● **Goal**:
Select every line holding the word "JSON" and copy it.
==== Record extracts ====
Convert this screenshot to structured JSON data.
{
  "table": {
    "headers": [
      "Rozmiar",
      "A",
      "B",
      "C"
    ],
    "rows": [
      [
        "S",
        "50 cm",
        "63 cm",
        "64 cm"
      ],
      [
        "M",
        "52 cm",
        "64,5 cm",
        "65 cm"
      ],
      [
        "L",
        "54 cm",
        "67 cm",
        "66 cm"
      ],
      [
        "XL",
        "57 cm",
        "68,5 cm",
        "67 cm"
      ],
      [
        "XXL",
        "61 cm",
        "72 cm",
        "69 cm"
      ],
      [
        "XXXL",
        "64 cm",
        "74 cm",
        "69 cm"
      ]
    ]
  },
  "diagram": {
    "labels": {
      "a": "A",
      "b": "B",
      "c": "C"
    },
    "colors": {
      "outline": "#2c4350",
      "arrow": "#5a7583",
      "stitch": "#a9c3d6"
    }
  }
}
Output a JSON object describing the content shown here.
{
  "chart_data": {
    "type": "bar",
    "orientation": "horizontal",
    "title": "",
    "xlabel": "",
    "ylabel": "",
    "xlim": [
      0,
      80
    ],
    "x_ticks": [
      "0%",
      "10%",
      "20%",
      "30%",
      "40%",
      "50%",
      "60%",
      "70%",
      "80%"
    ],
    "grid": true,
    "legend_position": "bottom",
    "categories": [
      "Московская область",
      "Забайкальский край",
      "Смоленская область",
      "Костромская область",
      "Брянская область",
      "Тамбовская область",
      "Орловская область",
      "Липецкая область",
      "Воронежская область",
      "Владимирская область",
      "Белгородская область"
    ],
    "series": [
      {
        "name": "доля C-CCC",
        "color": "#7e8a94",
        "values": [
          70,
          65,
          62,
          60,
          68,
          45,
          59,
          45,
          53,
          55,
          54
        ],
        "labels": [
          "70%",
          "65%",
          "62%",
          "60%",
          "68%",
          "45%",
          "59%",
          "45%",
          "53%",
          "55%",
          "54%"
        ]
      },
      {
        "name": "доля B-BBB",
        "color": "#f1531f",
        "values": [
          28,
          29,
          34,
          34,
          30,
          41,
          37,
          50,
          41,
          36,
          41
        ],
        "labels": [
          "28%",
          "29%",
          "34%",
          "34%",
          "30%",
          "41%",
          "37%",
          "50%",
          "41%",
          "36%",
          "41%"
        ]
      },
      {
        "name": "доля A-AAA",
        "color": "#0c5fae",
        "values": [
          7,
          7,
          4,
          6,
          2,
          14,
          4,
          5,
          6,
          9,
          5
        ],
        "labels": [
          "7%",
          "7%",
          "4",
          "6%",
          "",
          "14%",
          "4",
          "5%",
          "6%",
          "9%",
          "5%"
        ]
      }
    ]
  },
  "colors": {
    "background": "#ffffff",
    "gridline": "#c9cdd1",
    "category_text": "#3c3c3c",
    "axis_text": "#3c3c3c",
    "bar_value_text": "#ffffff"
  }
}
====
● **Finished task**:
Convert this screenshot to structured JSON data.
Output a JSON object describing the content shown here.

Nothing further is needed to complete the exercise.